Items from a figure collection:
__________

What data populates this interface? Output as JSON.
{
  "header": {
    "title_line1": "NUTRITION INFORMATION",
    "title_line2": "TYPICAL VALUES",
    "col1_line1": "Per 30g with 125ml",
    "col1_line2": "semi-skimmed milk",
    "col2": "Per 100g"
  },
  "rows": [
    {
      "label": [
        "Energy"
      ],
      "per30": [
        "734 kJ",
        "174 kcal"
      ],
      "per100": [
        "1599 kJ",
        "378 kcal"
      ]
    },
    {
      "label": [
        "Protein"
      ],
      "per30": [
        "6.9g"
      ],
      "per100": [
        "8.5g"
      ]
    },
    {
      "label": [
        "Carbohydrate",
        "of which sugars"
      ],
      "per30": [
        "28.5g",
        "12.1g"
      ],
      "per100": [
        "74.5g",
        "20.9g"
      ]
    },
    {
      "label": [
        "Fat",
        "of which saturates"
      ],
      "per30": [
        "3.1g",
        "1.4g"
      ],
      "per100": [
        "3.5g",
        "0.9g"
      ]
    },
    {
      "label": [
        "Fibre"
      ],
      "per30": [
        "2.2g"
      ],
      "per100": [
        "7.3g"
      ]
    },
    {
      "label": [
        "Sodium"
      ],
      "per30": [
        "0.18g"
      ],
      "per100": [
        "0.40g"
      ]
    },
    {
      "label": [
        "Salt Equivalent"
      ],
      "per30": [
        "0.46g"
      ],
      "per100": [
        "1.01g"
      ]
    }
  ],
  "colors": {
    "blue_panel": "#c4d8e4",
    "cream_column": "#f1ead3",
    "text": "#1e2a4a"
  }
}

__________

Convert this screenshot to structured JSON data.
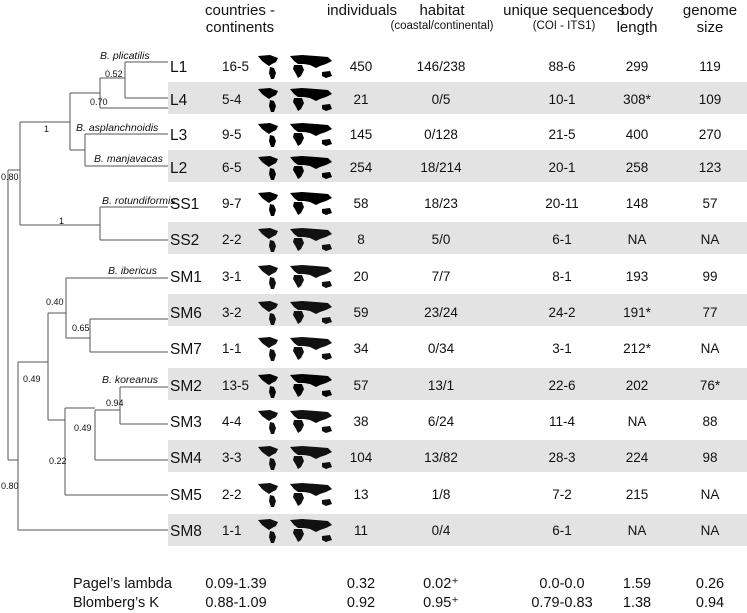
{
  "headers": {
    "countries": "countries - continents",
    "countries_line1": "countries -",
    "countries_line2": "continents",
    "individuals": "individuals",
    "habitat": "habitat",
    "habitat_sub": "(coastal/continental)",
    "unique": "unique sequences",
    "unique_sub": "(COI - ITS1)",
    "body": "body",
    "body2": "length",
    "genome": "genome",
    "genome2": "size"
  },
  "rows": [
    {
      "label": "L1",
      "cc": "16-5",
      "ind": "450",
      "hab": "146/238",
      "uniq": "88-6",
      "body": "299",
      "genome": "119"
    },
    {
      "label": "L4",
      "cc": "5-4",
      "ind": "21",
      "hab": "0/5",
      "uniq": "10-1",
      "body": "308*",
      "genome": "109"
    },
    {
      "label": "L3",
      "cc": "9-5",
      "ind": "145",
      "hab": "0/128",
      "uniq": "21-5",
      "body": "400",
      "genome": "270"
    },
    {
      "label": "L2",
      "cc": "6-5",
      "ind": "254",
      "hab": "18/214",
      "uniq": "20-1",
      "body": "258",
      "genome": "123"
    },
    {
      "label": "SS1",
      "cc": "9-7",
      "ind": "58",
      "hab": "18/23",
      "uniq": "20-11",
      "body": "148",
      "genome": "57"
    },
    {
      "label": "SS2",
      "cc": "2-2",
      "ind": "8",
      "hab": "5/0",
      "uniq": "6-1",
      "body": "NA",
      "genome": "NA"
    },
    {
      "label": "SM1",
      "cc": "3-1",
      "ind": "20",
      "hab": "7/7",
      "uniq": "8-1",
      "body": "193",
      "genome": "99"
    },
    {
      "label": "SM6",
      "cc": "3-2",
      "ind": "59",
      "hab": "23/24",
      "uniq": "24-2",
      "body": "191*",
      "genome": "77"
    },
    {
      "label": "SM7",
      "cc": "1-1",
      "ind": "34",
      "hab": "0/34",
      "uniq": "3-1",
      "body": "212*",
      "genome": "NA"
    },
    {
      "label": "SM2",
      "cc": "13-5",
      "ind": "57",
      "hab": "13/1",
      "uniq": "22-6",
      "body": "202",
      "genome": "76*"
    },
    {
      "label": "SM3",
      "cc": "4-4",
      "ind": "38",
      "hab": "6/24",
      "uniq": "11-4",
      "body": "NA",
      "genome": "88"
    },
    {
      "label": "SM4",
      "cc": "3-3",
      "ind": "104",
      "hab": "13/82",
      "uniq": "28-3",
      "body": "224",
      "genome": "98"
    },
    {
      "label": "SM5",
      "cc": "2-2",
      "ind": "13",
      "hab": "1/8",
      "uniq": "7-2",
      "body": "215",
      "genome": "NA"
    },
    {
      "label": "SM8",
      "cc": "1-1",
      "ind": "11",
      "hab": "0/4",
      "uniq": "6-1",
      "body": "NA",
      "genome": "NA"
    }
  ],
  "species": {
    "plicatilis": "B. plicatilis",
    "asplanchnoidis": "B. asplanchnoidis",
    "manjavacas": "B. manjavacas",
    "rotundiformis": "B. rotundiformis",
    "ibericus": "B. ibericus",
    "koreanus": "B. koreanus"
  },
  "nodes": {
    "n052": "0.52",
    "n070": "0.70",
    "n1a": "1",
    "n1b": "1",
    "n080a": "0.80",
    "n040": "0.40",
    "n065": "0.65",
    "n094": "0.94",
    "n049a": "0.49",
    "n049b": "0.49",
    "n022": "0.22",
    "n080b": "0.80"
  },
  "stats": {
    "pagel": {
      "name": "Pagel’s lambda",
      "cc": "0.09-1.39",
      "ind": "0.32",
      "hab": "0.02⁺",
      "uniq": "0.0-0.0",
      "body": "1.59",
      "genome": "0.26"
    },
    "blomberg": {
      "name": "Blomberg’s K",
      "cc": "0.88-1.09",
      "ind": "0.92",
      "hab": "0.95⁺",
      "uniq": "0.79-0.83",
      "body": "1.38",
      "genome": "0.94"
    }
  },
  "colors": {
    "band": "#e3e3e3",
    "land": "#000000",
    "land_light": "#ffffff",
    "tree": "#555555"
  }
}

__________

## [What the task requires]
Go through the entries. Report every line that contains the word "data".

## [Answer for the task]
What data populates this interface? Output as JSON.
Convert this screenshot to structured JSON data.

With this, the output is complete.